Write out all records as given; omit images.
★ ★ ★ ★
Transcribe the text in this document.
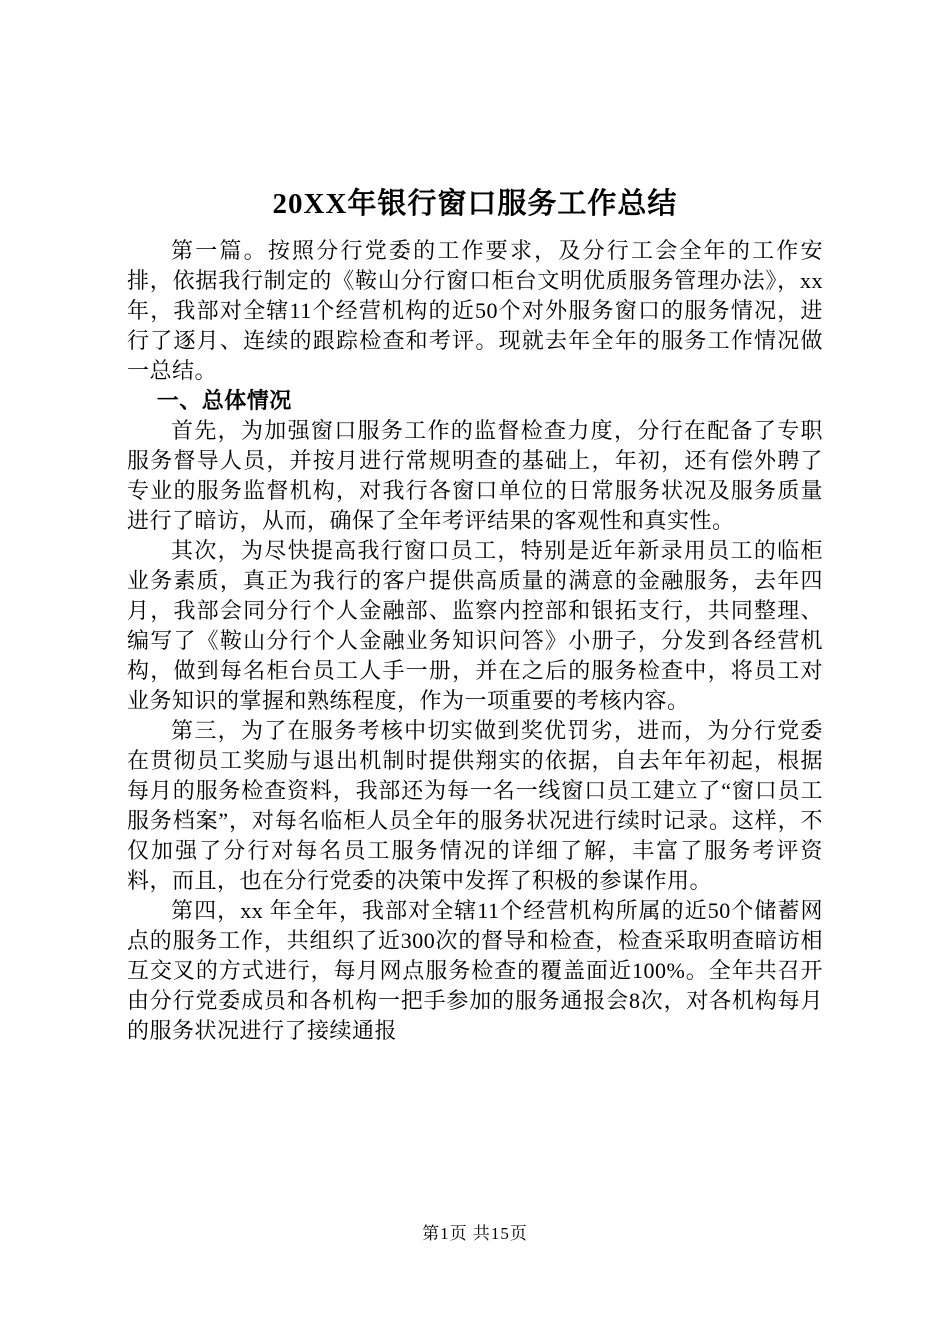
20XX年银行窗口服务工作总结

第一篇。按照分行党委的工作要求，及分行工会全年的工作安排，依据我行制定的《鞍山分行窗口柜台文明优质服务管理办法》，xx 年，我部对全辖11个经营机构的近50个对外服务窗口的服务情况，进行了逐月、连续的跟踪检查和考评。现就去年全年的服务工作情况做一总结。

一、总体情况

首先，为加强窗口服务工作的监督检查力度，分行在配备了专职服务督导人员，并按月进行常规明查的基础上，年初，还有偿外聘了专业的服务监督机构，对我行各窗口单位的日常服务状况及服务质量进行了暗访，从而，确保了全年考评结果的客观性和真实性。

其次，为尽快提高我行窗口员工，特别是近年新录用员工的临柜业务素质，真正为我行的客户提供高质量的满意的金融服务，去年四月，我部会同分行个人金融部、监察内控部和银拓支行，共同整理、编写了《鞍山分行个人金融业务知识问答》小册子，分发到各经营机构，做到每名柜台员工人手一册，并在之后的服务检查中，将员工对业务知识的掌握和熟练程度，作为一项重要的考核内容。

第三，为了在服务考核中切实做到奖优罚劣，进而，为分行党委在贯彻员工奖励与退出机制时提供翔实的依据，自去年年初起，根据每月的服务检查资料，我部还为每一名一线窗口员工建立了“窗口员工服务档案”，对每名临柜人员全年的服务状况进行续时记录。这样，不仅加强了分行对每名员工服务情况的详细了解，丰富了服务考评资料，而且，也在分行党委的决策中发挥了积极的参谋作用。

第四，xx 年全年，我部对全辖11个经营机构所属的近50个储蓄网点的服务工作，共组织了近300次的督导和检查，检查采取明查暗访相互交叉的方式进行，每月网点服务检查的覆盖面近100%。全年共召开由分行党委成员和各机构一把手参加的服务通报会8次，对各机构每月的服务状况进行了接续通报

第1页 共15页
★ ★ ★ ★
**Answer**
Transcribe the text in this document.
20XX年银行窗口服务工作总结

第一篇。按照分行党委的工作要求，及分行工会全年的工作安排，依据我行制定的《鞍山分行窗口柜台文明优质服务管理办法》，xx 年，我部对全辖11个经营机构的近50个对外服务窗口的服务情况，进行了逐月、连续的跟踪检查和考评。现就去年全年的服务工作情况做一总结。

一、总体情况

首先，为加强窗口服务工作的监督检查力度，分行在配备了专职服务督导人员，并按月进行常规明查的基础上，年初，还有偿外聘了专业的服务监督机构，对我行各窗口单位的日常服务状况及服务质量进行了暗访，从而，确保了全年考评结果的客观性和真实性。

其次，为尽快提高我行窗口员工，特别是近年新录用员工的临柜业务素质，真正为我行的客户提供高质量的满意的金融服务，去年四月，我部会同分行个人金融部、监察内控部和银拓支行，共同整理、编写了《鞍山分行个人金融业务知识问答》小册子，分发到各经营机构，做到每名柜台员工人手一册，并在之后的服务检查中，将员工对业务知识的掌握和熟练程度，作为一项重要的考核内容。

第三，为了在服务考核中切实做到奖优罚劣，进而，为分行党委在贯彻员工奖励与退出机制时提供翔实的依据，自去年年初起，根据每月的服务检查资料，我部还为每一名一线窗口员工建立了“窗口员工服务档案”，对每名临柜人员全年的服务状况进行续时记录。这样，不仅加强了分行对每名员工服务情况的详细了解，丰富了服务考评资料，而且，也在分行党委的决策中发挥了积极的参谋作用。

第四，xx 年全年，我部对全辖11个经营机构所属的近50个储蓄网点的服务工作，共组织了近300次的督导和检查，检查采取明查暗访相互交叉的方式进行，每月网点服务检查的覆盖面近100%。全年共召开由分行党委成员和各机构一把手参加的服务通报会8次，对各机构每月的服务状况进行了接续通报

第1页 共15页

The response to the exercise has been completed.